Given task:
Find how many lines contain the word "Median" and state that number alone.

:::::

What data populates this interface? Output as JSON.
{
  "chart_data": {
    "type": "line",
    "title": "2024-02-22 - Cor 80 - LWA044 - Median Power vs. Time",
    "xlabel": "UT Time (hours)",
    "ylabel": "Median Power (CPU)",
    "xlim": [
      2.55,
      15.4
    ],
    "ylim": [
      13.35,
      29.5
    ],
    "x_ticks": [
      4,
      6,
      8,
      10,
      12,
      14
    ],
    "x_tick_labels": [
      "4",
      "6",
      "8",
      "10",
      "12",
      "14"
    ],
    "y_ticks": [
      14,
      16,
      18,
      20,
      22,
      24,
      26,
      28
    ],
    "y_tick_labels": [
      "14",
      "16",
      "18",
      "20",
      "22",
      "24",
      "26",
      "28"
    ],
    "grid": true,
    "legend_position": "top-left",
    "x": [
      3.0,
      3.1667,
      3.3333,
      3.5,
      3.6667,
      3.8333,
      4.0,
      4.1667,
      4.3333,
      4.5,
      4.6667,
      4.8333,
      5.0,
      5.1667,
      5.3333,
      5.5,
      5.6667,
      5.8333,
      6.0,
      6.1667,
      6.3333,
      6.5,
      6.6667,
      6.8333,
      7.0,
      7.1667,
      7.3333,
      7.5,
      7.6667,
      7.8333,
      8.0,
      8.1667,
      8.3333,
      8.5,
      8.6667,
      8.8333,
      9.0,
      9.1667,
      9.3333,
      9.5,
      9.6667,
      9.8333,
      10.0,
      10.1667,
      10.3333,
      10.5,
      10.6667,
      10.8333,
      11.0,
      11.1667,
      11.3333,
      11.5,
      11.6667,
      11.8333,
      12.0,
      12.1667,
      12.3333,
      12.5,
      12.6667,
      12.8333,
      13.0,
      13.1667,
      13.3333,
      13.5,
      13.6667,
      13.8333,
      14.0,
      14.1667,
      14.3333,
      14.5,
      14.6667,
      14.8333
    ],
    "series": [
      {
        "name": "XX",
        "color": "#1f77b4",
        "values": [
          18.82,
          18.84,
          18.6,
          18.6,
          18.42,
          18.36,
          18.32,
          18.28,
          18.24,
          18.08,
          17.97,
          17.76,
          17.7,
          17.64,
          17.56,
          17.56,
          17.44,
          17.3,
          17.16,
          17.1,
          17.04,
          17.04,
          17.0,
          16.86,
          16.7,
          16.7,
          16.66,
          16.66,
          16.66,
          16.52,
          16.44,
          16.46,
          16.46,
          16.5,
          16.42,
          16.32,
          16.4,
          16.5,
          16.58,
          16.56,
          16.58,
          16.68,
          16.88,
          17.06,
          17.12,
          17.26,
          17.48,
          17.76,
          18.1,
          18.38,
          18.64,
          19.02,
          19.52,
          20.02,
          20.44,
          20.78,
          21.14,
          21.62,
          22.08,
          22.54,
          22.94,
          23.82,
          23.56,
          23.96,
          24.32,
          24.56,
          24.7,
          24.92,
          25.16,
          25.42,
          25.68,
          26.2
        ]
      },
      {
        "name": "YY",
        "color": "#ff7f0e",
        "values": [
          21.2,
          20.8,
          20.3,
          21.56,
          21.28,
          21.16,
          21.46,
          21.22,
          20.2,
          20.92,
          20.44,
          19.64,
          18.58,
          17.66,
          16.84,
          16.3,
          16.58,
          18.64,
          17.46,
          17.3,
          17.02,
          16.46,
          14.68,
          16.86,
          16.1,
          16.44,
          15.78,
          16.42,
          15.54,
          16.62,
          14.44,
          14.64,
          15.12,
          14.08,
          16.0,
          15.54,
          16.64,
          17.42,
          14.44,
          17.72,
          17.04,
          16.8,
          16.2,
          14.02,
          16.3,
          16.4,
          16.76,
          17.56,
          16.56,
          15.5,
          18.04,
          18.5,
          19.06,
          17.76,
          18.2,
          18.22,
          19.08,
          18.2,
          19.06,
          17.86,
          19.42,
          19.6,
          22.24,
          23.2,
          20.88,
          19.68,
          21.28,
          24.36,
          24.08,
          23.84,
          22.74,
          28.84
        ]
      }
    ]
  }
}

:::::

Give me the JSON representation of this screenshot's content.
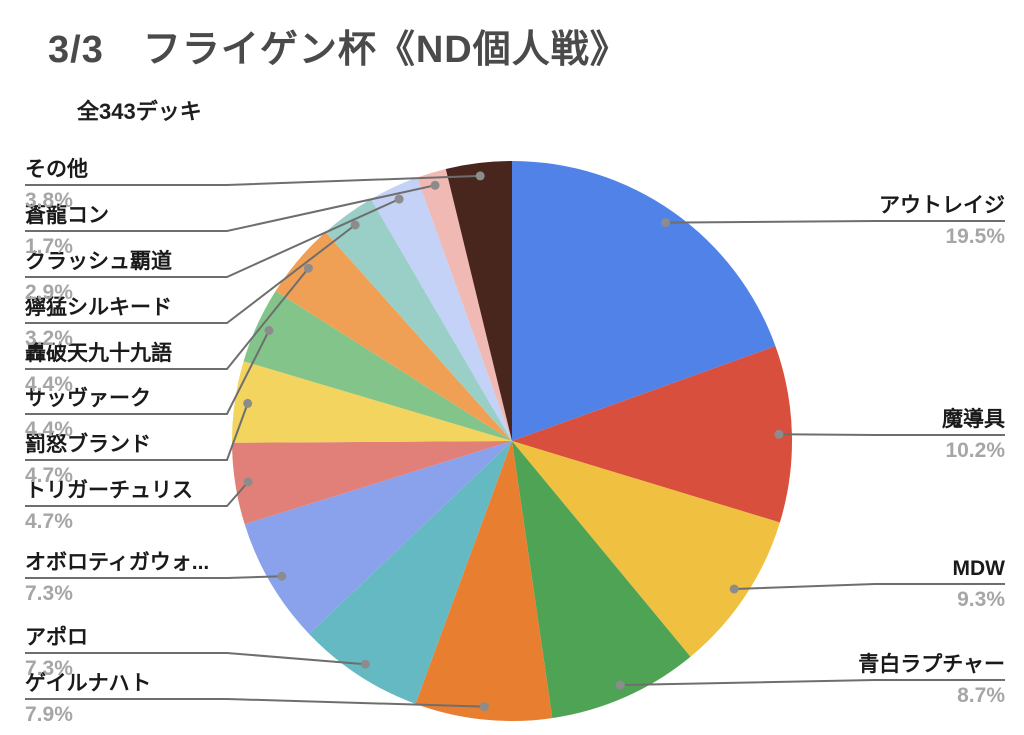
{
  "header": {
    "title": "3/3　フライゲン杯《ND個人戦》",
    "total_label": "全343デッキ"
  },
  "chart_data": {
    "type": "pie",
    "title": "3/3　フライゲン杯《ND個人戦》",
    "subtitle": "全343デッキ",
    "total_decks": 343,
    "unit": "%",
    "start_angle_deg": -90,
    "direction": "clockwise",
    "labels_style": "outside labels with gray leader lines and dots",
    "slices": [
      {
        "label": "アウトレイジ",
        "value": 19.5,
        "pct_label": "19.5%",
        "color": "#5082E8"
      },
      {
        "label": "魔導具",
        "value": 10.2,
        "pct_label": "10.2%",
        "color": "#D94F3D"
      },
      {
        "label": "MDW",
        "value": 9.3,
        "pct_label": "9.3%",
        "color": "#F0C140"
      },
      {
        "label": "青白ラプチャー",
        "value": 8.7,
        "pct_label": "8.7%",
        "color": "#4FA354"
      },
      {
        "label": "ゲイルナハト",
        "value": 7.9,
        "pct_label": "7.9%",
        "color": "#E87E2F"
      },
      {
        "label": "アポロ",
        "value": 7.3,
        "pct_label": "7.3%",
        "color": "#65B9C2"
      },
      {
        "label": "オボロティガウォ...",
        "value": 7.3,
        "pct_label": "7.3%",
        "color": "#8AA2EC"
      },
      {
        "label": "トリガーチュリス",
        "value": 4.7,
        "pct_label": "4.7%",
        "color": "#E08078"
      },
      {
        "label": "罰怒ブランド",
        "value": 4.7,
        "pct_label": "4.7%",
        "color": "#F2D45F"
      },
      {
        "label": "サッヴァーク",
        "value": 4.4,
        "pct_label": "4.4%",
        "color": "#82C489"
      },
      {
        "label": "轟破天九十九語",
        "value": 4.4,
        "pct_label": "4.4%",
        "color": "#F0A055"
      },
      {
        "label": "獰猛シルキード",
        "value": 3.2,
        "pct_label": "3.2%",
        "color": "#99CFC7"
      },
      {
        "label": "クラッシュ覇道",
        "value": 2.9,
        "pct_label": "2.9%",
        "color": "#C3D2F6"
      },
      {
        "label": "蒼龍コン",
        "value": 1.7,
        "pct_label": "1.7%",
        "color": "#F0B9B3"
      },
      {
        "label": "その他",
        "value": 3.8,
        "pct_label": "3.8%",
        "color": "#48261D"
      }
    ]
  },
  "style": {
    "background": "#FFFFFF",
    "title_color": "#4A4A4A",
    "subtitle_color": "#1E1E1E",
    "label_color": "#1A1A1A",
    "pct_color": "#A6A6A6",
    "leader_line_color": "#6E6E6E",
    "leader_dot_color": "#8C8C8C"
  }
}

:::::

Completed task:
2